══ Dataset entries

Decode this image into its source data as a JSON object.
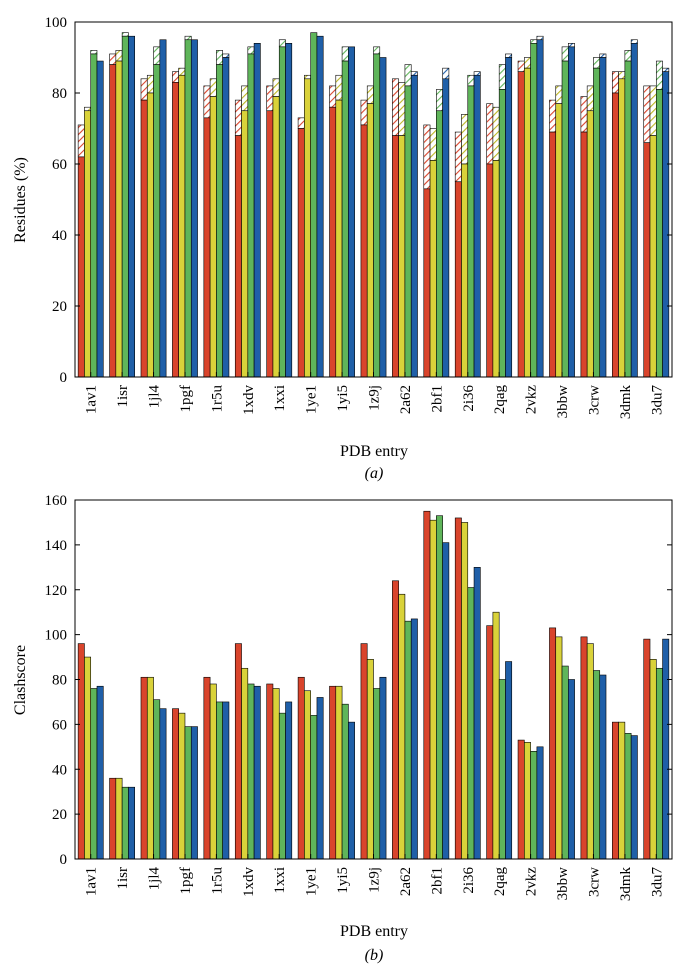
{
  "colors": {
    "red": "#d9442c",
    "yellow": "#d9d23a",
    "green": "#5fb55a",
    "blue": "#1f5fa8",
    "hatch_red": "#e79a95",
    "hatch_yellow": "#e8e49a",
    "hatch_green": "#a9d7a4",
    "hatch_blue": "#8fb3dc"
  },
  "chart_data": [
    {
      "type": "bar",
      "panel_label": "(a)",
      "xlabel": "PDB entry",
      "ylabel": "Residues (%)",
      "ylim": [
        0,
        100
      ],
      "yticks": [
        0,
        20,
        40,
        60,
        80,
        100
      ],
      "categories": [
        "1av1",
        "1isr",
        "1jl4",
        "1pgf",
        "1r5u",
        "1xdv",
        "1xxi",
        "1ye1",
        "1yi5",
        "1z9j",
        "2a62",
        "2bf1",
        "2i36",
        "2qag",
        "2vkz",
        "3bbw",
        "3crw",
        "3dmk",
        "3du7"
      ],
      "series": [
        {
          "solid": [
            62,
            88,
            78,
            83,
            73,
            68,
            75,
            70,
            76,
            71,
            68,
            53,
            55,
            60,
            86,
            69,
            69,
            80,
            66
          ],
          "top": [
            71,
            91,
            84,
            86,
            82,
            78,
            82,
            73,
            82,
            78,
            84,
            71,
            69,
            77,
            89,
            78,
            79,
            86,
            82
          ]
        },
        {
          "solid": [
            75,
            89,
            80,
            85,
            79,
            75,
            79,
            84,
            78,
            77,
            68,
            61,
            60,
            61,
            87,
            77,
            75,
            84,
            68
          ],
          "top": [
            76,
            92,
            85,
            87,
            84,
            82,
            84,
            85,
            85,
            82,
            83,
            70,
            74,
            76,
            90,
            82,
            82,
            86,
            82
          ]
        },
        {
          "solid": [
            91,
            96,
            88,
            95,
            88,
            91,
            93,
            97,
            89,
            91,
            82,
            75,
            82,
            81,
            94,
            89,
            87,
            89,
            81
          ],
          "top": [
            92,
            97,
            93,
            96,
            92,
            93,
            95,
            97,
            93,
            93,
            88,
            81,
            85,
            88,
            95,
            93,
            90,
            92,
            89
          ]
        },
        {
          "solid": [
            89,
            96,
            95,
            95,
            90,
            94,
            94,
            96,
            93,
            90,
            85,
            84,
            85,
            90,
            95,
            93,
            90,
            94,
            86
          ],
          "top": [
            89,
            96,
            95,
            95,
            91,
            94,
            94,
            96,
            93,
            90,
            86,
            87,
            86,
            91,
            96,
            94,
            91,
            95,
            87
          ]
        }
      ]
    },
    {
      "type": "bar",
      "panel_label": "(b)",
      "xlabel": "PDB entry",
      "ylabel": "Clashscore",
      "ylim": [
        0,
        160
      ],
      "yticks": [
        0,
        20,
        40,
        60,
        80,
        100,
        120,
        140,
        160
      ],
      "categories": [
        "1av1",
        "1isr",
        "1jl4",
        "1pgf",
        "1r5u",
        "1xdv",
        "1xxi",
        "1ye1",
        "1yi5",
        "1z9j",
        "2a62",
        "2bf1",
        "2i36",
        "2qag",
        "2vkz",
        "3bbw",
        "3crw",
        "3dmk",
        "3du7"
      ],
      "series": [
        {
          "values": [
            96,
            36,
            81,
            67,
            81,
            96,
            78,
            81,
            77,
            96,
            124,
            155,
            152,
            104,
            53,
            103,
            99,
            61,
            98
          ]
        },
        {
          "values": [
            90,
            36,
            81,
            65,
            78,
            85,
            76,
            75,
            77,
            89,
            118,
            151,
            150,
            110,
            52,
            99,
            96,
            61,
            89
          ]
        },
        {
          "values": [
            76,
            32,
            71,
            59,
            70,
            78,
            65,
            64,
            69,
            76,
            106,
            153,
            121,
            80,
            48,
            86,
            84,
            56,
            85
          ]
        },
        {
          "values": [
            77,
            32,
            67,
            59,
            70,
            77,
            70,
            72,
            61,
            81,
            107,
            141,
            130,
            88,
            50,
            80,
            82,
            55,
            98
          ]
        }
      ]
    }
  ]
}
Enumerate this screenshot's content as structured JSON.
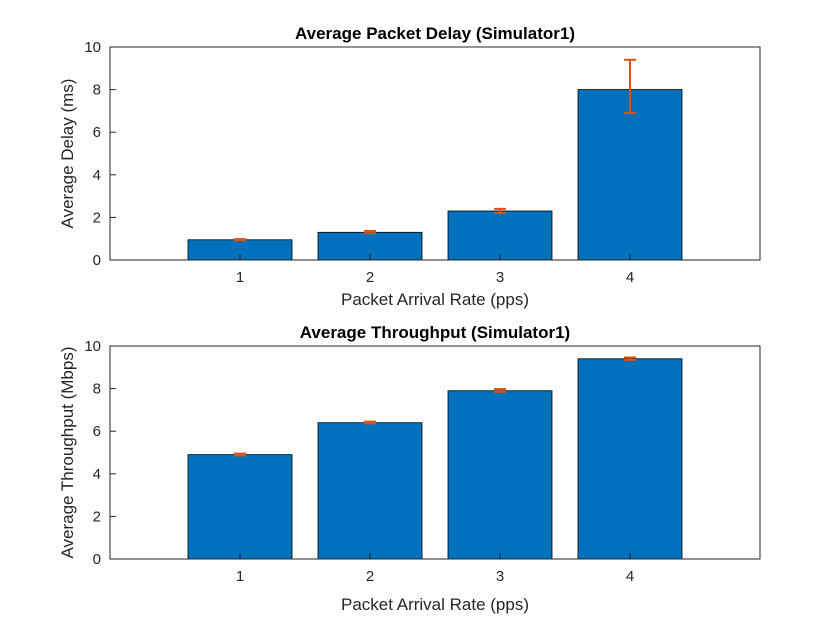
{
  "chart_data": [
    {
      "type": "bar",
      "title": "Average Packet Delay (Simulator1)",
      "xlabel": "Packet Arrival Rate (pps)",
      "ylabel": "Average Delay (ms)",
      "categories": [
        "1",
        "2",
        "3",
        "4"
      ],
      "xlim": [
        0,
        5
      ],
      "ylim": [
        0,
        10
      ],
      "yticks": [
        "0",
        "2",
        "4",
        "6",
        "8",
        "10"
      ],
      "grid": false,
      "series": [
        {
          "values": [
            0.95,
            1.3,
            2.3,
            8.0
          ],
          "error_low": [
            0.92,
            1.26,
            2.2,
            6.9
          ],
          "error_high": [
            0.98,
            1.36,
            2.4,
            9.4
          ]
        }
      ],
      "colors": {
        "bar": "#0072BD",
        "error": "#D95319"
      }
    },
    {
      "type": "bar",
      "title": "Average Throughput (Simulator1)",
      "xlabel": "Packet Arrival Rate (pps)",
      "ylabel": "Average Throughput (Mbps)",
      "categories": [
        "1",
        "2",
        "3",
        "4"
      ],
      "xlim": [
        0,
        5
      ],
      "ylim": [
        0,
        10
      ],
      "yticks": [
        "0",
        "2",
        "4",
        "6",
        "8",
        "10"
      ],
      "grid": false,
      "series": [
        {
          "values": [
            4.9,
            6.4,
            7.9,
            9.4
          ],
          "error_low": [
            4.86,
            6.37,
            7.85,
            9.35
          ],
          "error_high": [
            4.95,
            6.45,
            7.98,
            9.46
          ]
        }
      ],
      "colors": {
        "bar": "#0072BD",
        "error": "#D95319"
      }
    }
  ]
}
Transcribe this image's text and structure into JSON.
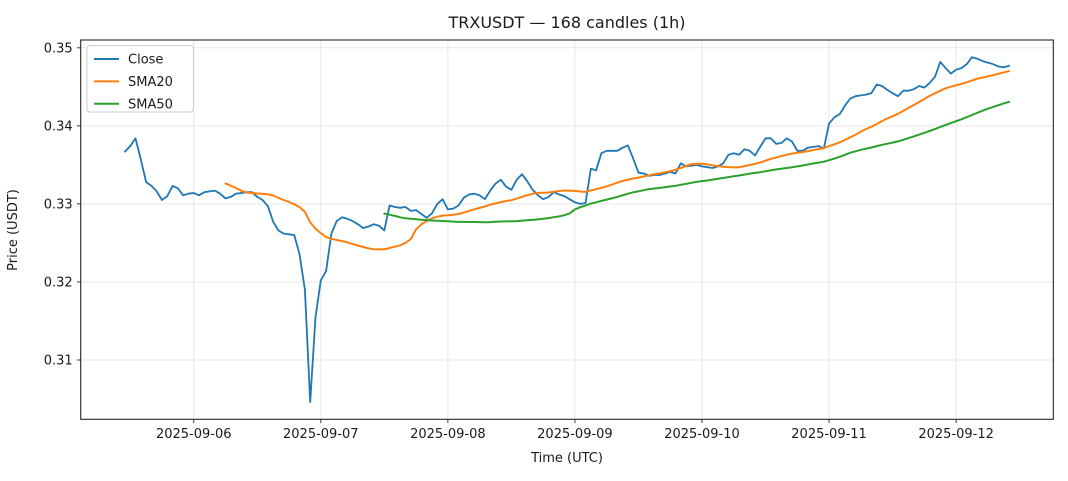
{
  "chart_data": {
    "type": "line",
    "title": "TRXUSDT — 168 candles (1h)",
    "xlabel": "Time (UTC)",
    "ylabel": "Price (USDT)",
    "symbol": "TRXUSDT",
    "timeframe": "1h",
    "candle_count": 168,
    "grid": true,
    "legend_position": "upper left",
    "ylim": [
      0.3024,
      0.351
    ],
    "y_ticks": [
      0.31,
      0.32,
      0.33,
      0.34,
      0.35
    ],
    "y_tick_decimals": 2,
    "x_tick_labels": [
      "2025-09-06",
      "2025-09-07",
      "2025-09-08",
      "2025-09-09",
      "2025-09-10",
      "2025-09-11",
      "2025-09-12"
    ],
    "x_tick_indices": [
      13,
      37,
      61,
      85,
      109,
      133,
      157
    ],
    "x_start_utc": "2025-09-05 11:00",
    "x_step_hours": 1,
    "series": [
      {
        "name": "Close",
        "color": "#1f77b4",
        "kind": "raw",
        "line_width": 1.8,
        "values": [
          0.3367,
          0.3374,
          0.3384,
          0.3357,
          0.3328,
          0.3323,
          0.3316,
          0.3305,
          0.331,
          0.3323,
          0.332,
          0.3311,
          0.3313,
          0.3314,
          0.3311,
          0.3315,
          0.3316,
          0.3317,
          0.3313,
          0.3307,
          0.3309,
          0.3313,
          0.3314,
          0.3315,
          0.3315,
          0.3309,
          0.3305,
          0.3297,
          0.3277,
          0.3266,
          0.3262,
          0.3261,
          0.326,
          0.3235,
          0.319,
          0.3046,
          0.3155,
          0.3202,
          0.3214,
          0.3262,
          0.3278,
          0.3283,
          0.3281,
          0.3278,
          0.3274,
          0.3269,
          0.3271,
          0.3274,
          0.3272,
          0.3266,
          0.3298,
          0.3296,
          0.3295,
          0.3296,
          0.3291,
          0.3292,
          0.3287,
          0.3282,
          0.3288,
          0.33,
          0.3306,
          0.3293,
          0.3294,
          0.3298,
          0.3308,
          0.3312,
          0.3313,
          0.3311,
          0.3306,
          0.3317,
          0.3326,
          0.3331,
          0.3322,
          0.3318,
          0.3331,
          0.3338,
          0.3329,
          0.3318,
          0.3311,
          0.3306,
          0.3309,
          0.3315,
          0.3312,
          0.331,
          0.3306,
          0.3302,
          0.33,
          0.3301,
          0.3345,
          0.3343,
          0.3365,
          0.3368,
          0.3368,
          0.3368,
          0.3372,
          0.3375,
          0.3358,
          0.334,
          0.3339,
          0.3336,
          0.3337,
          0.3337,
          0.3339,
          0.3341,
          0.3339,
          0.3352,
          0.3348,
          0.3349,
          0.335,
          0.3348,
          0.3347,
          0.3346,
          0.3348,
          0.3352,
          0.3363,
          0.3365,
          0.3363,
          0.337,
          0.3368,
          0.3362,
          0.3373,
          0.3384,
          0.3384,
          0.3377,
          0.3378,
          0.3384,
          0.338,
          0.3368,
          0.3368,
          0.3372,
          0.3373,
          0.3374,
          0.3371,
          0.3403,
          0.3411,
          0.3415,
          0.3426,
          0.3435,
          0.3438,
          0.3439,
          0.344,
          0.3442,
          0.3453,
          0.3451,
          0.3446,
          0.3442,
          0.3438,
          0.3445,
          0.3445,
          0.3447,
          0.3451,
          0.3449,
          0.3455,
          0.3463,
          0.3482,
          0.3474,
          0.3467,
          0.3472,
          0.3474,
          0.3479,
          0.3488,
          0.3486,
          0.3483,
          0.3481,
          0.3479,
          0.3476,
          0.3475,
          0.3477
        ]
      },
      {
        "name": "SMA20",
        "color": "#ff7f0e",
        "kind": "sma",
        "period": 20,
        "line_width": 2.0
      },
      {
        "name": "SMA50",
        "color": "#2ca02c",
        "kind": "sma",
        "period": 50,
        "line_width": 2.0
      }
    ],
    "colors": {
      "spine": "#262626",
      "grid": "#e7e7e7",
      "tick": "#262626",
      "text": "#1a1a1a",
      "legend_border": "#cccccc",
      "background": "#ffffff"
    }
  }
}
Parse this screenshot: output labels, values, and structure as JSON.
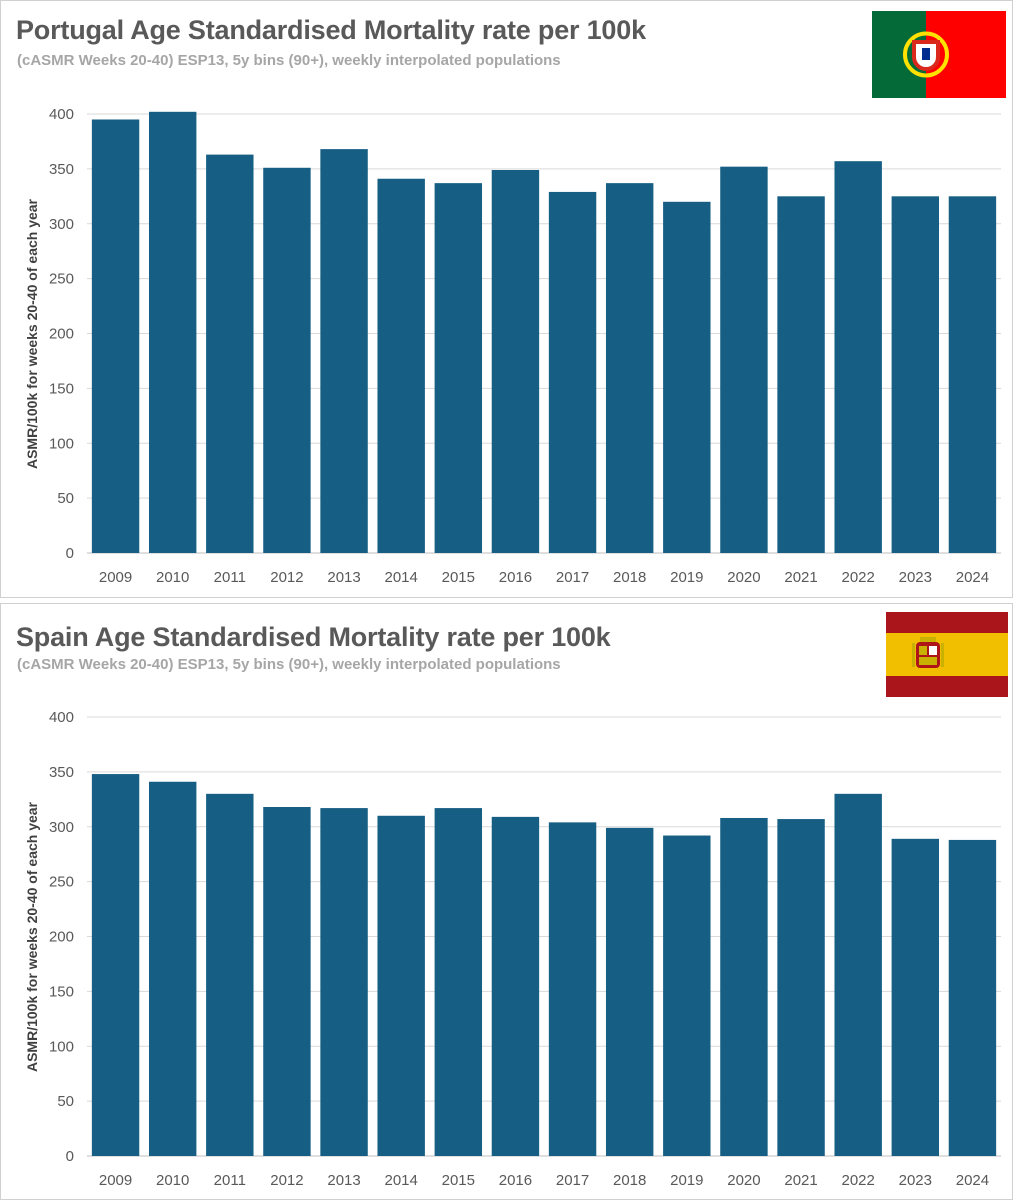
{
  "colors": {
    "bar": "#165e83",
    "grid": "#d9d9d9",
    "title": "#595959",
    "subtitle": "#a6a6a6"
  },
  "chart_data": [
    {
      "type": "bar",
      "title": "Portugal Age Standardised Mortality rate per 100k",
      "subtitle": "(cASMR Weeks 20-40) ESP13, 5y bins (90+), weekly interpolated populations",
      "xlabel": "",
      "ylabel": "ASMR/100k for weeks 20-40 of each year",
      "ylim": [
        0,
        400
      ],
      "yticks": [
        0,
        50,
        100,
        150,
        200,
        250,
        300,
        350,
        400
      ],
      "categories": [
        "2009",
        "2010",
        "2011",
        "2012",
        "2013",
        "2014",
        "2015",
        "2016",
        "2017",
        "2018",
        "2019",
        "2020",
        "2021",
        "2022",
        "2023",
        "2024"
      ],
      "values": [
        395,
        402,
        363,
        351,
        368,
        341,
        337,
        349,
        329,
        337,
        320,
        352,
        325,
        357,
        325,
        325
      ],
      "flag": "portugal-flag",
      "grid": true
    },
    {
      "type": "bar",
      "title": "Spain Age Standardised Mortality rate per 100k",
      "subtitle": "(cASMR Weeks 20-40) ESP13, 5y bins (90+), weekly interpolated populations",
      "xlabel": "",
      "ylabel": "ASMR/100k for weeks 20-40 of each year",
      "ylim": [
        0,
        400
      ],
      "yticks": [
        0,
        50,
        100,
        150,
        200,
        250,
        300,
        350,
        400
      ],
      "categories": [
        "2009",
        "2010",
        "2011",
        "2012",
        "2013",
        "2014",
        "2015",
        "2016",
        "2017",
        "2018",
        "2019",
        "2020",
        "2021",
        "2022",
        "2023",
        "2024"
      ],
      "values": [
        348,
        341,
        330,
        318,
        317,
        310,
        317,
        309,
        304,
        299,
        292,
        308,
        307,
        330,
        289,
        288
      ],
      "flag": "spain-flag",
      "grid": true
    }
  ]
}
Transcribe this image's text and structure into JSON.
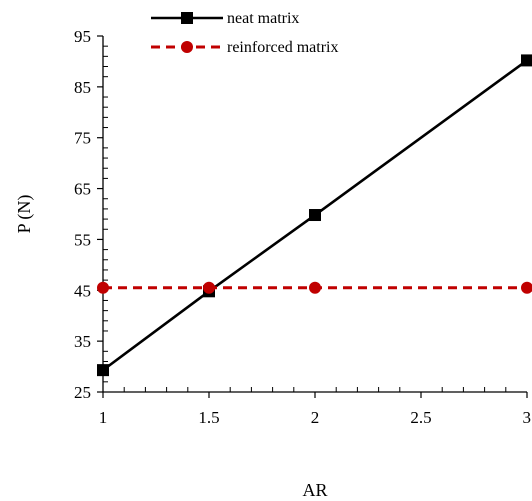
{
  "chart_data": {
    "type": "line",
    "xlabel": "AR",
    "ylabel": "P (N)",
    "xlim": [
      1,
      3
    ],
    "ylim": [
      25,
      95
    ],
    "xticks": [
      1,
      1.5,
      2,
      2.5,
      3
    ],
    "xtick_labels": [
      "1",
      "1.5",
      "2",
      "2.5",
      "3"
    ],
    "yticks": [
      25,
      35,
      45,
      55,
      65,
      75,
      85,
      95
    ],
    "ytick_labels": [
      "25",
      "35",
      "45",
      "55",
      "65",
      "75",
      "85",
      "95"
    ],
    "grid": false,
    "legend_position": "top-left",
    "series": [
      {
        "name": "neat matrix",
        "color": "#000000",
        "line_style": "solid",
        "marker": "square",
        "x": [
          1,
          1.5,
          2,
          3
        ],
        "y": [
          29.3,
          44.8,
          59.8,
          90.2
        ]
      },
      {
        "name": "reinforced matrix",
        "color": "#c00000",
        "line_style": "dashed",
        "marker": "circle",
        "x": [
          1,
          1.5,
          2,
          3
        ],
        "y": [
          45.5,
          45.5,
          45.5,
          45.5
        ]
      }
    ]
  }
}
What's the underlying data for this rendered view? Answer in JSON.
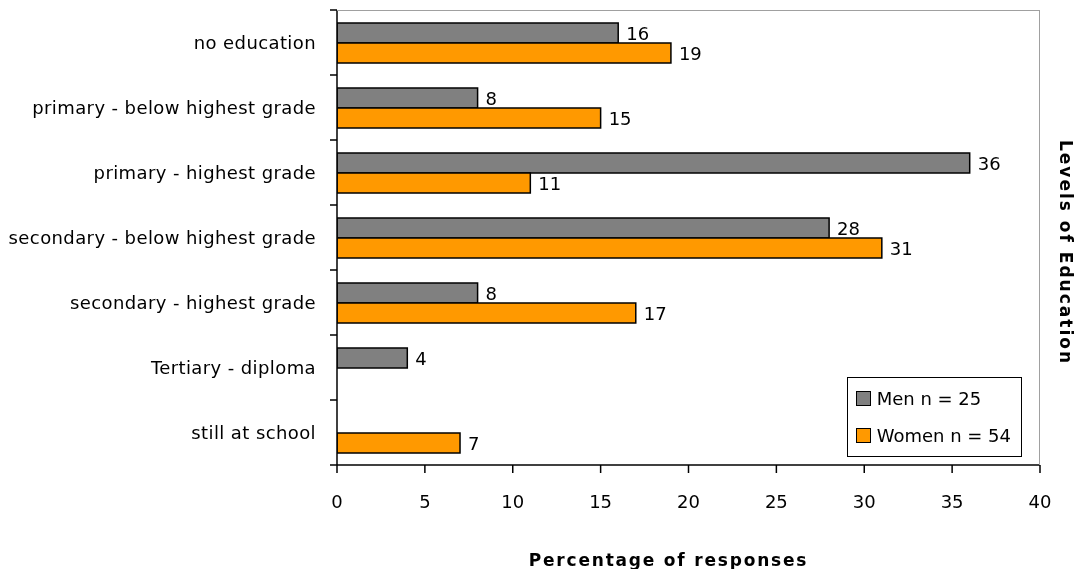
{
  "chart_data": {
    "type": "bar",
    "orientation": "horizontal",
    "categories": [
      "no education",
      "primary - below highest grade",
      "primary - highest grade",
      "secondary - below highest grade",
      "secondary - highest grade",
      "Tertiary - diploma",
      "still at school"
    ],
    "series": [
      {
        "name": "Men n = 25",
        "color": "#808080",
        "values": [
          16,
          8,
          36,
          28,
          8,
          4,
          null
        ]
      },
      {
        "name": "Women n = 54",
        "color": "#ff9900",
        "values": [
          19,
          15,
          11,
          31,
          17,
          null,
          7
        ]
      }
    ],
    "xlim": [
      0,
      40
    ],
    "xticks": [
      0,
      5,
      10,
      15,
      20,
      25,
      30,
      35,
      40
    ],
    "xlabel": "Percentage of responses",
    "ylabel": "Levels of Education",
    "data_labels": true,
    "legend": "bottom right",
    "grid": false
  }
}
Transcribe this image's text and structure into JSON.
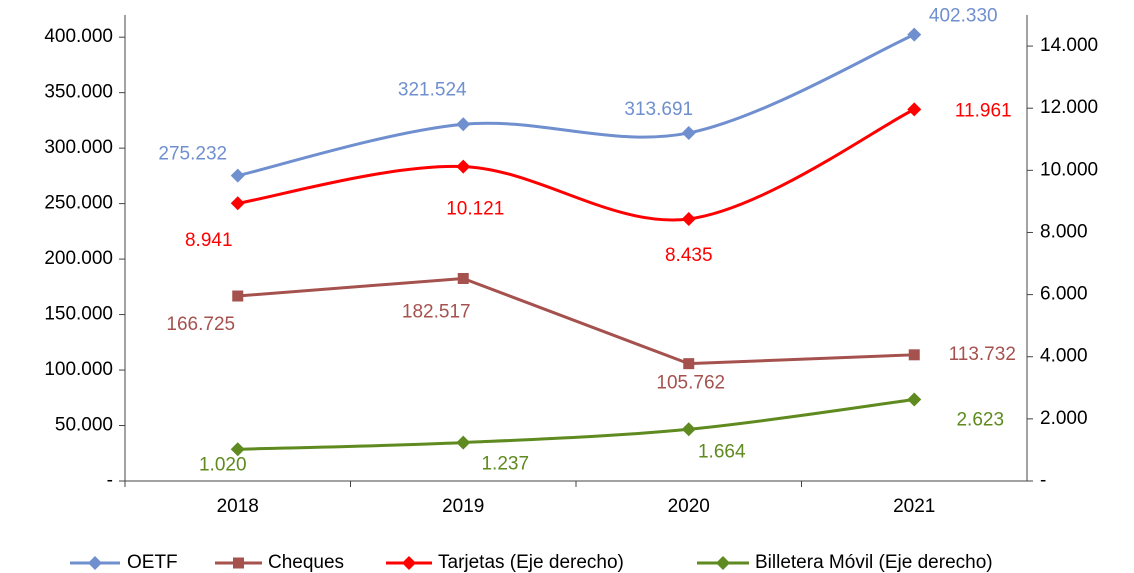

════

Find the lines above that include the string "highest" and copy them.

■ Expected output:
      "primary - below highest grade",
      "primary - highest grade",
      "secondary - below highest grade",
      "secondary - highest grade",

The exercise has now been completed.